◆ **PROVIDED ENTRIES**:
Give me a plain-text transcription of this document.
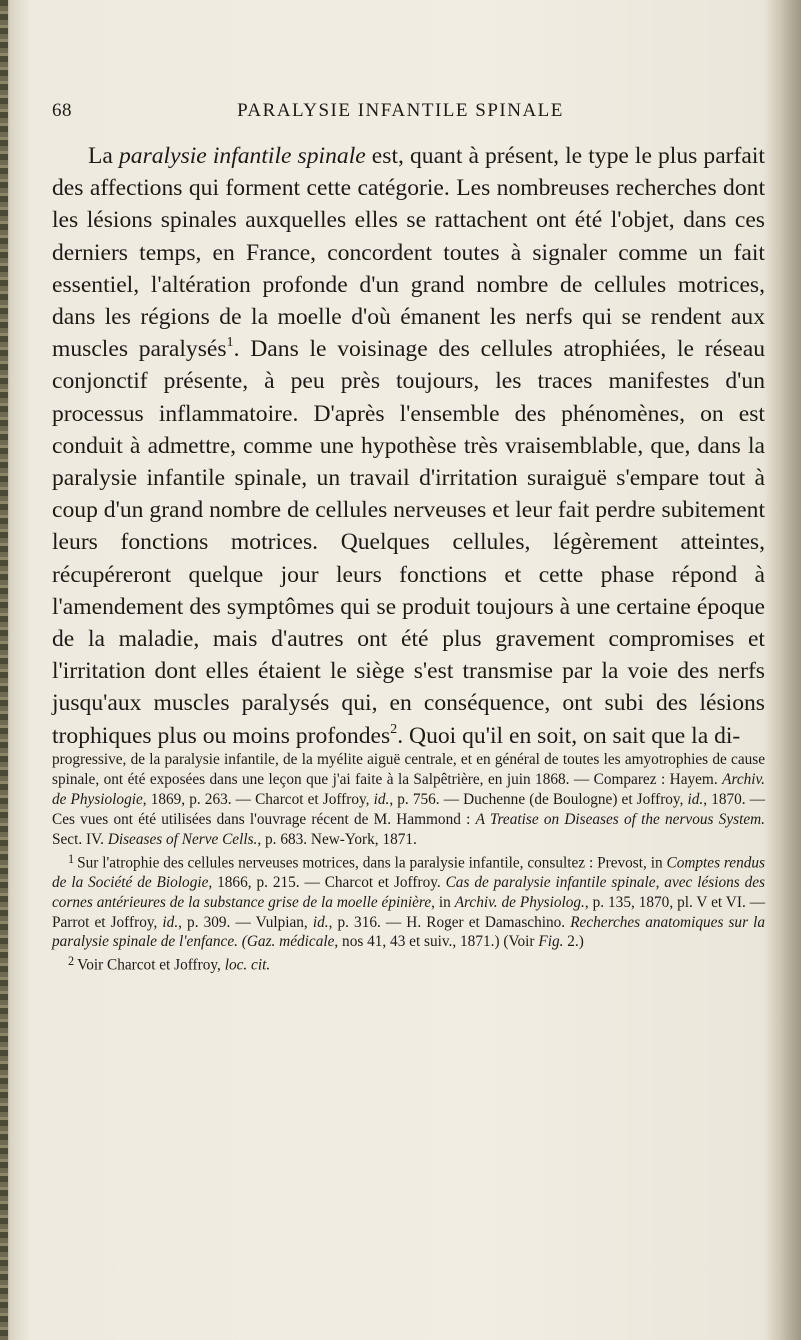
68	PARALYSIE INFANTILE SPINALE

La paralysie infantile spinale est, quant à présent, le type le plus parfait des affections qui forment cette catégorie. Les nombreuses recherches dont les lésions spinales auxquelles elles se rattachent ont été l'objet, dans ces derniers temps, en France, concordent toutes à signaler comme un fait essentiel, l'altération profonde d'un grand nombre de cellules motrices, dans les régions de la moelle d'où émanent les nerfs qui se rendent aux muscles paralysés$^1$. Dans le voisinage des cellules atrophiées, le réseau conjonctif présente, à peu près toujours, les traces manifestes d'un processus inflammatoire. D'après l'ensemble des phénomènes, on est conduit à admettre, comme une hypothèse très vraisemblable, que, dans la paralysie infantile spinale, un travail d'irritation suraiguë s'empare tout à coup d'un grand nombre de cellules nerveuses et leur fait perdre subitement leurs fonctions motrices. Quelques cellules, légèrement atteintes, récupéreront quelque jour leurs fonctions et cette phase répond à l'amendement des symptômes qui se produit toujours à une certaine époque de la maladie, mais d'autres ont été plus gravement compromises et l'irritation dont elles étaient le siège s'est transmise par la voie des nerfs jusqu'aux muscles paralysés qui, en conséquence, ont subi des lésions trophiques plus ou moins profondes$^2$. Quoi qu'il en soit, on sait que la di-

progressive, de la paralysie infantile, de la myélite aiguë centrale, et en général de toutes les amyotrophies de cause spinale, ont été exposées dans une leçon que j'ai faite à la Salpêtrière, en juin 1868. — Comparez : Hayem. Archiv. de Physiologie, 1869, p. 263. — Charcot et Joffroy, id., p. 756. — Duchenne (de Boulogne) et Joffroy, id., 1870. — Ces vues ont été utilisées dans l'ouvrage récent de M. Hammond : A Treatise on Diseases of the nervous System. Sect. IV. Diseases of Nerve Cells., p. 683. New-York, 1871.

$^1$ Sur l'atrophie des cellules nerveuses motrices, dans la paralysie infantile, consultez : Prevost, in Comptes rendus de la Société de Biologie, 1866, p. 215. — Charcot et Joffroy. Cas de paralysie infantile spinale, avec lésions des cornes antérieures de la substance grise de la moelle épinière, in Archiv. de Physiolog., p. 135, 1870, pl. V et VI. — Parrot et Joffroy, id., p. 309. — Vulpian, id., p. 316. — H. Roger et Damaschino. Recherches anatomiques sur la paralysie spinale de l'enfance. (Gaz. médicale, nos 41, 43 et suiv., 1871.) (Voir Fig. 2.)

$^2$ Voir Charcot et Joffroy, loc. cit.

◆ **WHAT THE EXERCISE ASKS**: All lines above containing the string "Voir": copy each one.

◆ **TASK RESPONSE**:
$^1$ Sur l'atrophie des cellules nerveuses motrices, dans la paralysie infantile, consultez : Prevost, in Comptes rendus de la Société de Biologie, 1866, p. 215. — Charcot et Joffroy. Cas de paralysie infantile spinale, avec lésions des cornes antérieures de la substance grise de la moelle épinière, in Archiv. de Physiolog., p. 135, 1870, pl. V et VI. — Parrot et Joffroy, id., p. 309. — Vulpian, id., p. 316. — H. Roger et Damaschino. Recherches anatomiques sur la paralysie spinale de l'enfance. (Gaz. médicale, nos 41, 43 et suiv., 1871.) (Voir Fig. 2.)
$^2$ Voir Charcot et Joffroy, loc. cit.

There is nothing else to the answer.